> EXERCISE TASK:
Identify the lines that contain the word "JSON" and copy each one.
--- start of RECORDS FOR THIS TASK ---
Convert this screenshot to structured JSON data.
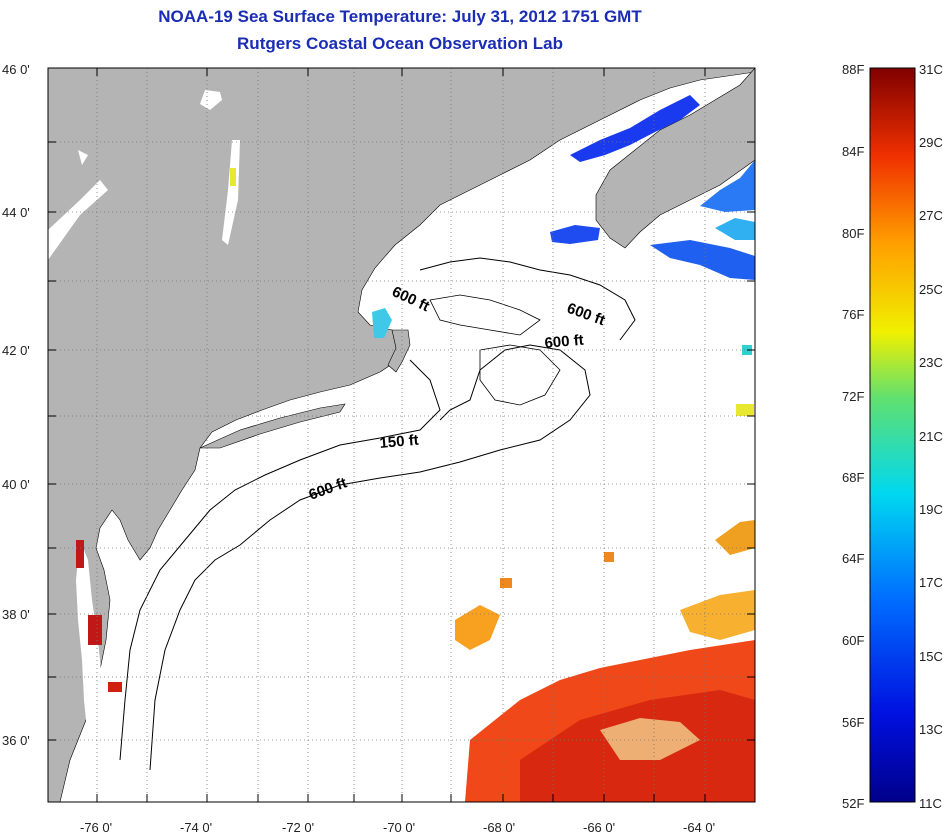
{
  "title": {
    "line1": "NOAA-19 Sea Surface Temperature:  July 31, 2012 1751 GMT",
    "line2": "Rutgers Coastal Ocean Observation Lab"
  },
  "axes": {
    "lat_labels": [
      "46 0'",
      "44 0'",
      "42 0'",
      "40 0'",
      "38 0'",
      "36 0'"
    ],
    "lon_labels": [
      "-76 0'",
      "-74 0'",
      "-72 0'",
      "-70 0'",
      "-68 0'",
      "-66 0'",
      "-64 0'"
    ]
  },
  "contours": [
    {
      "label": "600 ft"
    },
    {
      "label": "600 ft"
    },
    {
      "label": "600 ft"
    },
    {
      "label": "150 ft"
    },
    {
      "label": "600 ft"
    }
  ],
  "colorbar": {
    "fahrenheit_labels": [
      "88F",
      "84F",
      "80F",
      "76F",
      "72F",
      "68F",
      "64F",
      "60F",
      "56F",
      "52F"
    ],
    "celsius_labels": [
      "31C",
      "29C",
      "27C",
      "25C",
      "23C",
      "21C",
      "19C",
      "17C",
      "15C",
      "13C",
      "11C"
    ]
  },
  "colors": {
    "land": "#b4b4b4",
    "ocean_no_data": "#ffffff",
    "title": "#1a2db4",
    "cold": "#0a1ed2",
    "warm": "#e83010"
  }
}
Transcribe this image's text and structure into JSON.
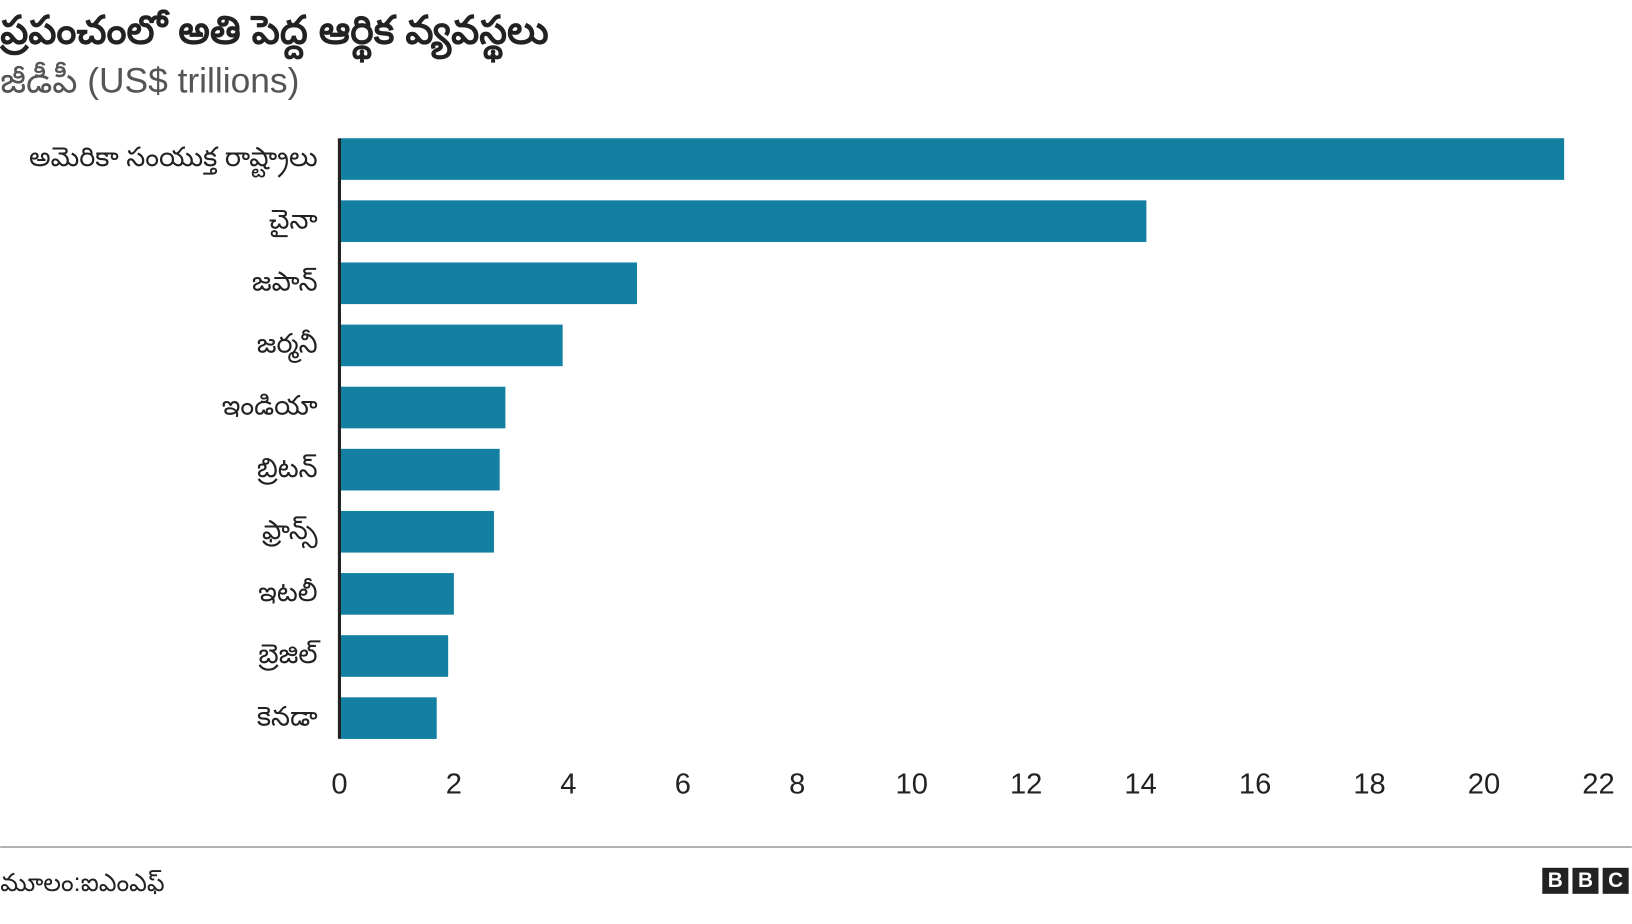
--- end of RECORDS FOR THIS TASK ---
> THE RESULT:
Convert this screenshot to structured JSON data.
Transcribe this image's text and structure into JSON.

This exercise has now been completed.